Task set>
1. Can you return the part of the ADLS Gen2 thread between "Cannot load any" and "register the datastore.", inclusive?
2. How would you restate the paragraph of the ADLS Gen2 thread that begins "Another issue I noticed" more briefly, keeping its main facts?
3. Could you continue the ADLS Gen2 thread from where it stops?

Search code examples
pythonazure-machine-learning-serviceazure-data-lake-gen2

How to connect AMLS to ADLS Gen 2?


I would like to register a dataset from ADLS Gen2 in my Azure Machine Learning workspace (azureml-core==1.12.0). Given that service principal information is not required in the Python SDK documentation for .register_azure_data_lake_gen2(), I successfully used the following code to register ADLS gen2 as a datastore:

from azureml.core import Datastore

adlsgen2_datastore_name = os.environ['adlsgen2_datastore_name']
account_name=os.environ['account_name'] # ADLS Gen2 account name
file_system=os.environ['filesystem']

adlsgen2_datastore = Datastore.register_azure_data_lake_gen2(
    workspace=ws,
    datastore_name=adlsgen2_datastore_name,
    account_name=account_name, 
    filesystem=file_system
)

However, when I try to register a dataset, using

from azureml.core import Dataset
adls_ds = Datastore.get(ws, datastore_name=adlsgen2_datastore_name)
data = Dataset.Tabular.from_delimited_files((adls_ds, 'folder/data.csv'))

I get an error

Cannot load any data from the specified path. Make sure the path is accessible and contains data. ScriptExecutionException was caused by StreamAccessException. StreamAccessException was caused by AuthenticationException. 'AdlsGen2-ReadHeaders' for '[REDACTED]' on storage failed with status code 'Forbidden' (This request is not authorized to perform this operation using this permission.), client request ID <CLIENT_REQUEST_ID>, request ID <REQUEST_ID>. Error message: [REDACTED] | session_id=<SESSION_ID>

Do I need the to enable the service principal to get this to work? Using the ML Studio UI, it appears that the service principal is required even to register the datastore.

Another issue I noticed is that AMLS is trying to access the dataset here: https://adls_gen2_account_name.**dfs**.core.windows.net/container/folder/data.csv whereas the actual URI in ADLS Gen2 is: https://adls_gen2_account_name.**blob**.core.windows.net/container/folder/data.csv


Solution

  • According to this documentation,you need to enable the service principal.

Data shown>
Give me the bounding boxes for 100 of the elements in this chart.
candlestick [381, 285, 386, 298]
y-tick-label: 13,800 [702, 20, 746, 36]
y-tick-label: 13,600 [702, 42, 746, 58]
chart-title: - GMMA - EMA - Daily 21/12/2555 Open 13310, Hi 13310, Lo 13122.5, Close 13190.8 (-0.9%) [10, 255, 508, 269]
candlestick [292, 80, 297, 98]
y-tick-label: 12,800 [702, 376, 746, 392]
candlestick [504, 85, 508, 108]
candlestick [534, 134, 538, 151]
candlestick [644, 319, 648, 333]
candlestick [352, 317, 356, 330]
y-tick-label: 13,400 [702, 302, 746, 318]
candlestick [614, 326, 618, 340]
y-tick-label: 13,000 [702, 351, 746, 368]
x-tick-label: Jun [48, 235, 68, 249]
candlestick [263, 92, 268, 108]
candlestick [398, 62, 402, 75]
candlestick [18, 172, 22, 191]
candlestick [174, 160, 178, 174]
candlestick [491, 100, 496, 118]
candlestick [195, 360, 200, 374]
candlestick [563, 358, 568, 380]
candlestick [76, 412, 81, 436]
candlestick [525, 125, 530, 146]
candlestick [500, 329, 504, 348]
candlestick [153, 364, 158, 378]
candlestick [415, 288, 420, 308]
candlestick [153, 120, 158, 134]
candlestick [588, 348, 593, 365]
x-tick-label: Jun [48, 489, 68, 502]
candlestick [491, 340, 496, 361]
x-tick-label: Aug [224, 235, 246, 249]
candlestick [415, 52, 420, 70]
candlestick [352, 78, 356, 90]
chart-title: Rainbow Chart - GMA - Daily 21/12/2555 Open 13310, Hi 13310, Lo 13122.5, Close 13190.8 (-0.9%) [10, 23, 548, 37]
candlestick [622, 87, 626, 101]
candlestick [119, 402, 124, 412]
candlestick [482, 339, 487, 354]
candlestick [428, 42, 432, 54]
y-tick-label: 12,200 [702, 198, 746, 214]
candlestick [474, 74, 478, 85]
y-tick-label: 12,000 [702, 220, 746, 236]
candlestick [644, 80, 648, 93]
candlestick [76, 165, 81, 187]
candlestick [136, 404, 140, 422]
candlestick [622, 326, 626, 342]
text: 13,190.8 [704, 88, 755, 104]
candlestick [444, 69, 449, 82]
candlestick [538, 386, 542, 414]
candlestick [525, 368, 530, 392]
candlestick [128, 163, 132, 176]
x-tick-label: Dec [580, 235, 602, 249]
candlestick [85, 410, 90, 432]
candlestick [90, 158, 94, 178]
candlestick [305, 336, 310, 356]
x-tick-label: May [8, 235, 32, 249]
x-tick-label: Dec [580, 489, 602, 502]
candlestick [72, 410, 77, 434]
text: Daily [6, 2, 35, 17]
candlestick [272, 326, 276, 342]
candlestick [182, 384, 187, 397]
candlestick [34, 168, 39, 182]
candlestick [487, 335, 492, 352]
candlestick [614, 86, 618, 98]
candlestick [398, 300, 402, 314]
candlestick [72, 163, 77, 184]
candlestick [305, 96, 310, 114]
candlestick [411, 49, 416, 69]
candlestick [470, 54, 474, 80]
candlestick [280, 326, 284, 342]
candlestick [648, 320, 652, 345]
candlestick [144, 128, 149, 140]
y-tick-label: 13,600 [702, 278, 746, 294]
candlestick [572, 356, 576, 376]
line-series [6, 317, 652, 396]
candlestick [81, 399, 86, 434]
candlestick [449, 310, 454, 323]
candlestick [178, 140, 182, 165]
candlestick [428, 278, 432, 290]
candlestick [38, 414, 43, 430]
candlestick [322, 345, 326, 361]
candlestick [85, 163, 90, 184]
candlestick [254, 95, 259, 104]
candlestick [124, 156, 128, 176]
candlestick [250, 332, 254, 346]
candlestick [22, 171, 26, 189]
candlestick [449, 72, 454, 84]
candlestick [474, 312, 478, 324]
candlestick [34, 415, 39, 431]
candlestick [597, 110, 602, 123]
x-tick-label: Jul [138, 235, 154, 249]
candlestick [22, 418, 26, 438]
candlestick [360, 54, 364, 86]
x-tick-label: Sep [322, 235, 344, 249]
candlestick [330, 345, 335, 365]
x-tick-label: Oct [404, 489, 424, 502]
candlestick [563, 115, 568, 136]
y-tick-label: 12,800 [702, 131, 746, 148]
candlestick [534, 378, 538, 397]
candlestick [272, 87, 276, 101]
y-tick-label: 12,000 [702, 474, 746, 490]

Task-by-task results>
1.
Cannot load any data from the specified path. Make sure the path is accessible and contains data. ScriptExecutionException was caused by StreamAccessException. StreamAccessException was caused by AuthenticationException. 'AdlsGen2-ReadHeaders' for '[REDACTED]' on storage failed with status code 'Forbidden' (This request is not authorized to perform this operation using this permission.), client request ID <CLIENT_REQUEST_ID>, request ID <REQUEST_ID>. Error message: [REDACTED] | session_id=<SESSION_ID>

Do I need the to enable the service principal to get this to work? Using the ML Studio UI, it appears that the service principal is required even to register the datastore.

2. AMLS tries to reach the dataset at https://adls_gen2_account_name.dfs.core.windows.net/container/folder/data.csv, but its actual ADLS Gen2 URI is https://adls_gen2_account_name.blob.core.windows.net/container/folder/data.csv.

3.
    1.you need to register your application and grant the service principal with Storage Blob Data Reader access.

    enter image description here

    2.try this code:

    adlsgen2_datastore = Datastore.register_azure_data_lake_gen2(workspace=ws,
                                                                 datastore_name=adlsgen2_datastore_name,
                                                                 account_name=account_name,
                                                                 filesystem=file_system,
                                                                 tenant_id=tenant_id,
                                                                 client_id=client_id,
                                                                 client_secret=client_secret
                                                                 )
    
    adls_ds = Datastore.get(ws, datastore_name=adlsgen2_datastore_name)
    dataset = Dataset.Tabular.from_delimited_files((adls_ds,'sample.csv'))
    print(dataset.to_pandas_dataframe())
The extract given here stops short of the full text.